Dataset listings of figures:

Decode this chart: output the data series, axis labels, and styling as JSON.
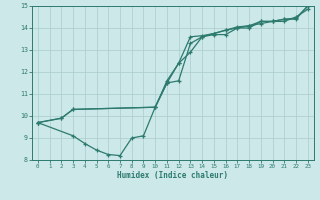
{
  "xlabel": "Humidex (Indice chaleur)",
  "bg_color": "#cce8e8",
  "grid_color": "#aacccc",
  "line_color": "#2d7a6e",
  "xlim": [
    -0.5,
    23.5
  ],
  "ylim": [
    8,
    15
  ],
  "xticks": [
    0,
    1,
    2,
    3,
    4,
    5,
    6,
    7,
    8,
    9,
    10,
    11,
    12,
    13,
    14,
    15,
    16,
    17,
    18,
    19,
    20,
    21,
    22,
    23
  ],
  "yticks": [
    8,
    9,
    10,
    11,
    12,
    13,
    14,
    15
  ],
  "line1_x": [
    0,
    2,
    3,
    10,
    11,
    12,
    13,
    14,
    15,
    16,
    17,
    18,
    19,
    20,
    21,
    22,
    23
  ],
  "line1_y": [
    9.7,
    9.9,
    10.3,
    10.4,
    11.5,
    11.6,
    13.3,
    13.6,
    13.75,
    13.9,
    14.0,
    14.1,
    14.2,
    14.3,
    14.3,
    14.5,
    14.85
  ],
  "line2_x": [
    0,
    2,
    3,
    10,
    11,
    12,
    13,
    14,
    15,
    16,
    17,
    18,
    19,
    20,
    21,
    22,
    23
  ],
  "line2_y": [
    9.7,
    9.9,
    10.3,
    10.4,
    11.5,
    12.4,
    13.6,
    13.65,
    13.75,
    13.9,
    14.05,
    14.1,
    14.3,
    14.3,
    14.4,
    14.45,
    15.0
  ],
  "line3_x": [
    0,
    3,
    4,
    5,
    6,
    7,
    8,
    9,
    10,
    11,
    12,
    13,
    14,
    15,
    16,
    17,
    18,
    19,
    20,
    21,
    22,
    23
  ],
  "line3_y": [
    9.7,
    9.1,
    8.75,
    8.45,
    8.25,
    8.2,
    9.0,
    9.1,
    10.4,
    11.6,
    12.4,
    12.9,
    13.6,
    13.7,
    13.7,
    14.0,
    14.0,
    14.3,
    14.3,
    14.4,
    14.4,
    15.0
  ]
}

### [THE PROBLEM]
Copy out each line exactly, without the pictures.

### [FINAL ANSWER]
Decode this chart: output the data series, axis labels, and styling as JSON.
{
  "xlabel": "Humidex (Indice chaleur)",
  "bg_color": "#cce8e8",
  "grid_color": "#aacccc",
  "line_color": "#2d7a6e",
  "xlim": [
    -0.5,
    23.5
  ],
  "ylim": [
    8,
    15
  ],
  "xticks": [
    0,
    1,
    2,
    3,
    4,
    5,
    6,
    7,
    8,
    9,
    10,
    11,
    12,
    13,
    14,
    15,
    16,
    17,
    18,
    19,
    20,
    21,
    22,
    23
  ],
  "yticks": [
    8,
    9,
    10,
    11,
    12,
    13,
    14,
    15
  ],
  "line1_x": [
    0,
    2,
    3,
    10,
    11,
    12,
    13,
    14,
    15,
    16,
    17,
    18,
    19,
    20,
    21,
    22,
    23
  ],
  "line1_y": [
    9.7,
    9.9,
    10.3,
    10.4,
    11.5,
    11.6,
    13.3,
    13.6,
    13.75,
    13.9,
    14.0,
    14.1,
    14.2,
    14.3,
    14.3,
    14.5,
    14.85
  ],
  "line2_x": [
    0,
    2,
    3,
    10,
    11,
    12,
    13,
    14,
    15,
    16,
    17,
    18,
    19,
    20,
    21,
    22,
    23
  ],
  "line2_y": [
    9.7,
    9.9,
    10.3,
    10.4,
    11.5,
    12.4,
    13.6,
    13.65,
    13.75,
    13.9,
    14.05,
    14.1,
    14.3,
    14.3,
    14.4,
    14.45,
    15.0
  ],
  "line3_x": [
    0,
    3,
    4,
    5,
    6,
    7,
    8,
    9,
    10,
    11,
    12,
    13,
    14,
    15,
    16,
    17,
    18,
    19,
    20,
    21,
    22,
    23
  ],
  "line3_y": [
    9.7,
    9.1,
    8.75,
    8.45,
    8.25,
    8.2,
    9.0,
    9.1,
    10.4,
    11.6,
    12.4,
    12.9,
    13.6,
    13.7,
    13.7,
    14.0,
    14.0,
    14.3,
    14.3,
    14.4,
    14.4,
    15.0
  ]
}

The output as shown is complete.